INSTRUCTIONS TO FOLLOW: Every line with the word "this" in it should be extracted from the data that follows.

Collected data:
<<<<

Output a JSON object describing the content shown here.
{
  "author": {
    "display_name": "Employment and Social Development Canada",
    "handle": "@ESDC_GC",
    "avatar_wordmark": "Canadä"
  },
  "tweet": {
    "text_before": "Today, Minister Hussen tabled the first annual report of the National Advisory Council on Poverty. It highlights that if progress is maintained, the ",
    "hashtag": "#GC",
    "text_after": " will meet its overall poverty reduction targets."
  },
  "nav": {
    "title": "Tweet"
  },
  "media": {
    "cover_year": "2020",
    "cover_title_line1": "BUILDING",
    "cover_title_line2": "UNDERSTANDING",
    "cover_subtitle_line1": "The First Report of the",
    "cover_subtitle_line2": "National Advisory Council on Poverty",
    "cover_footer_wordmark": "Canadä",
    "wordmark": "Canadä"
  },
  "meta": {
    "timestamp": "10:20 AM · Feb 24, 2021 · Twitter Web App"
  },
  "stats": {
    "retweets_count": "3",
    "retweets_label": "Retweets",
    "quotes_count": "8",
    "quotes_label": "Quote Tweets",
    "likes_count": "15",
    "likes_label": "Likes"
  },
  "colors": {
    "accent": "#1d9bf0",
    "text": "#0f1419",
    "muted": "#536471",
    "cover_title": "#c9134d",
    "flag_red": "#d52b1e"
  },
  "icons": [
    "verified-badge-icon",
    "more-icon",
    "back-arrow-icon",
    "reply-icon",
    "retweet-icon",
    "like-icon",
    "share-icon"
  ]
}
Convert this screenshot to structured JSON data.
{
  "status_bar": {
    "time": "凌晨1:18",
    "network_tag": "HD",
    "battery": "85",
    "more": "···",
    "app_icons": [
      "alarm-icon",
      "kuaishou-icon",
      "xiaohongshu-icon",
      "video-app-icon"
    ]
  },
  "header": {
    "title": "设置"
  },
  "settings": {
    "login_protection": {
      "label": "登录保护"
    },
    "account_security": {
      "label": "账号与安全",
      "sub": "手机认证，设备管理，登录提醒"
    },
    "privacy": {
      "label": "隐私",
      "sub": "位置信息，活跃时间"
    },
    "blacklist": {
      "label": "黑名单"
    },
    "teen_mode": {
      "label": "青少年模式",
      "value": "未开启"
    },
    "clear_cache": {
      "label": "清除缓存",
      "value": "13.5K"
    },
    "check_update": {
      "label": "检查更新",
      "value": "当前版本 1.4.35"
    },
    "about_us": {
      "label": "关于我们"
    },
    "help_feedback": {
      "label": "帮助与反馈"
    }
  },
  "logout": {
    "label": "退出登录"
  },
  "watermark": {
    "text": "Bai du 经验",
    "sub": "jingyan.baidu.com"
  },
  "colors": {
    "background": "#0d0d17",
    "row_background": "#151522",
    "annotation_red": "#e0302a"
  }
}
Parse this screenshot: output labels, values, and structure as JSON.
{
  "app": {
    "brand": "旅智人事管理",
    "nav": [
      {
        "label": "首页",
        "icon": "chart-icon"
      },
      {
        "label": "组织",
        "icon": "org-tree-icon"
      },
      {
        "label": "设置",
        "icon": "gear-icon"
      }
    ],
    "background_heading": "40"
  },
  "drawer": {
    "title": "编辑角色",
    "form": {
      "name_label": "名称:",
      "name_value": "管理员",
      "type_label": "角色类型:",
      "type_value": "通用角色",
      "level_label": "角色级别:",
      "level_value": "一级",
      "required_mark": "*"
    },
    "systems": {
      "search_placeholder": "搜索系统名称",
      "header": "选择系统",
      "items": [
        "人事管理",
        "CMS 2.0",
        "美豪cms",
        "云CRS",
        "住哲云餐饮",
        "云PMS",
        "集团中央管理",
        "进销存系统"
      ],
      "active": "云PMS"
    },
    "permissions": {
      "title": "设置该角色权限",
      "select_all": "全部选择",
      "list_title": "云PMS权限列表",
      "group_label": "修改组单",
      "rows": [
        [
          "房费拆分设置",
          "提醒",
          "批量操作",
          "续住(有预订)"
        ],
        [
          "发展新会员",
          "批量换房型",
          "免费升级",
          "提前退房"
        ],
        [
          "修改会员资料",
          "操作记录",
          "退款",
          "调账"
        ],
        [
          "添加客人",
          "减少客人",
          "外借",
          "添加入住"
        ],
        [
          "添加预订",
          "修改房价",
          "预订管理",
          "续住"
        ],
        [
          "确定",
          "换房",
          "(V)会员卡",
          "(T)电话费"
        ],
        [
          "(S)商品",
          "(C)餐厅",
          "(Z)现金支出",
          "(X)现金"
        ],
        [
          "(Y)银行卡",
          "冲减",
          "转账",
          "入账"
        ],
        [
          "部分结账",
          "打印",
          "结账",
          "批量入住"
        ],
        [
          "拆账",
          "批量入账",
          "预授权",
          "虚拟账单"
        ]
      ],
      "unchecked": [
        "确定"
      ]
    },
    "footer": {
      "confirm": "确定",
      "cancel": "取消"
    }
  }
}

>>>>

THE ANSWER:
Convert this screenshot to structured JSON data.
Parse this screenshot: output labels, values, and structure as JSON.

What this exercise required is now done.